• **Written instruction**: Count every line of the material that holds the string "Mariano". Respond with the total only.
--- Start of Raw data ---
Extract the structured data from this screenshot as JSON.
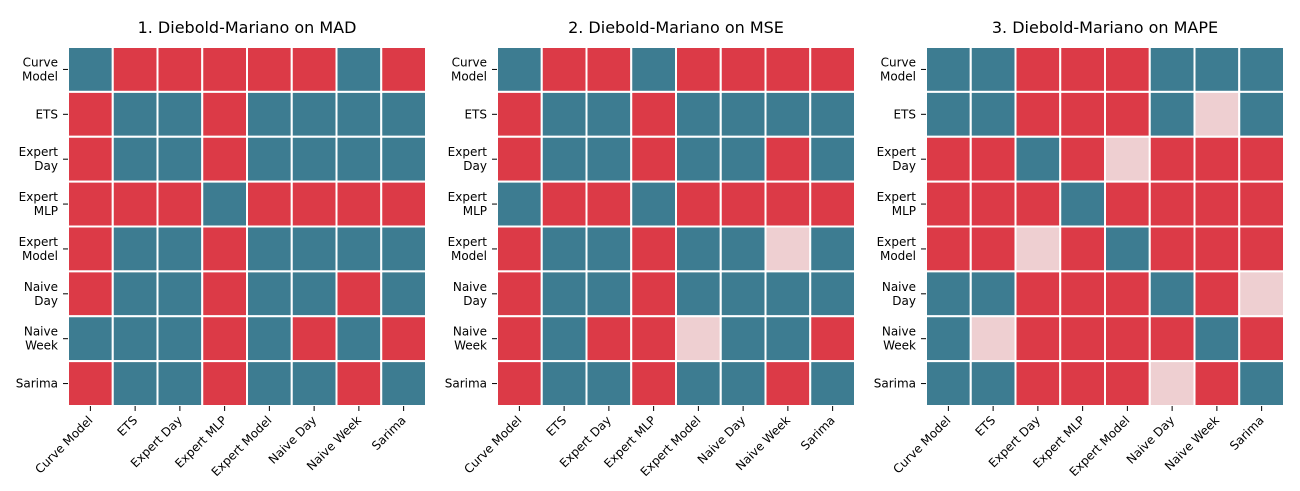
{
  "colors": {
    "red": "#dc3a47",
    "teal": "#3d7c91",
    "pink": "#eecfd1",
    "grid": "#ffffff",
    "text": "#000000"
  },
  "legend": {
    "0": "red",
    "1": "teal",
    "2": "pink"
  },
  "chart_data": [
    {
      "type": "heatmap",
      "title": "1. Diebold-Mariano on MAD",
      "row_labels": [
        [
          "Curve",
          "Model"
        ],
        [
          "ETS"
        ],
        [
          "Expert",
          "Day"
        ],
        [
          "Expert",
          "MLP"
        ],
        [
          "Expert",
          "Model"
        ],
        [
          "Naive",
          "Day"
        ],
        [
          "Naive",
          "Week"
        ],
        [
          "Sarima"
        ]
      ],
      "col_labels": [
        "Curve Model",
        "ETS",
        "Expert Day",
        "Expert MLP",
        "Expert Model",
        "Naive Day",
        "Naive Week",
        "Sarima"
      ],
      "matrix": [
        [
          1,
          0,
          0,
          0,
          0,
          0,
          1,
          0
        ],
        [
          0,
          1,
          1,
          0,
          1,
          1,
          1,
          1
        ],
        [
          0,
          1,
          1,
          0,
          1,
          1,
          1,
          1
        ],
        [
          0,
          0,
          0,
          1,
          0,
          0,
          0,
          0
        ],
        [
          0,
          1,
          1,
          0,
          1,
          1,
          1,
          1
        ],
        [
          0,
          1,
          1,
          0,
          1,
          1,
          0,
          1
        ],
        [
          1,
          1,
          1,
          0,
          1,
          0,
          1,
          0
        ],
        [
          0,
          1,
          1,
          0,
          1,
          1,
          0,
          1
        ]
      ]
    },
    {
      "type": "heatmap",
      "title": "2. Diebold-Mariano on MSE",
      "row_labels": [
        [
          "Curve",
          "Model"
        ],
        [
          "ETS"
        ],
        [
          "Expert",
          "Day"
        ],
        [
          "Expert",
          "MLP"
        ],
        [
          "Expert",
          "Model"
        ],
        [
          "Naive",
          "Day"
        ],
        [
          "Naive",
          "Week"
        ],
        [
          "Sarima"
        ]
      ],
      "col_labels": [
        "Curve Model",
        "ETS",
        "Expert Day",
        "Expert MLP",
        "Expert Model",
        "Naive Day",
        "Naive Week",
        "Sarima"
      ],
      "matrix": [
        [
          1,
          0,
          0,
          1,
          0,
          0,
          0,
          0
        ],
        [
          0,
          1,
          1,
          0,
          1,
          1,
          1,
          1
        ],
        [
          0,
          1,
          1,
          0,
          1,
          1,
          0,
          1
        ],
        [
          1,
          0,
          0,
          1,
          0,
          0,
          0,
          0
        ],
        [
          0,
          1,
          1,
          0,
          1,
          1,
          2,
          1
        ],
        [
          0,
          1,
          1,
          0,
          1,
          1,
          1,
          1
        ],
        [
          0,
          1,
          0,
          0,
          2,
          1,
          1,
          0
        ],
        [
          0,
          1,
          1,
          0,
          1,
          1,
          0,
          1
        ]
      ]
    },
    {
      "type": "heatmap",
      "title": "3. Diebold-Mariano on MAPE",
      "row_labels": [
        [
          "Curve",
          "Model"
        ],
        [
          "ETS"
        ],
        [
          "Expert",
          "Day"
        ],
        [
          "Expert",
          "MLP"
        ],
        [
          "Expert",
          "Model"
        ],
        [
          "Naive",
          "Day"
        ],
        [
          "Naive",
          "Week"
        ],
        [
          "Sarima"
        ]
      ],
      "col_labels": [
        "Curve Model",
        "ETS",
        "Expert Day",
        "Expert MLP",
        "Expert Model",
        "Naive Day",
        "Naive Week",
        "Sarima"
      ],
      "matrix": [
        [
          1,
          1,
          0,
          0,
          0,
          1,
          1,
          1
        ],
        [
          1,
          1,
          0,
          0,
          0,
          1,
          2,
          1
        ],
        [
          0,
          0,
          1,
          0,
          2,
          0,
          0,
          0
        ],
        [
          0,
          0,
          0,
          1,
          0,
          0,
          0,
          0
        ],
        [
          0,
          0,
          2,
          0,
          1,
          0,
          0,
          0
        ],
        [
          1,
          1,
          0,
          0,
          0,
          1,
          0,
          2
        ],
        [
          1,
          2,
          0,
          0,
          0,
          0,
          1,
          0
        ],
        [
          1,
          1,
          0,
          0,
          0,
          2,
          0,
          1
        ]
      ]
    }
  ]
}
--- End of Raw data ---
• **Right answer**: 3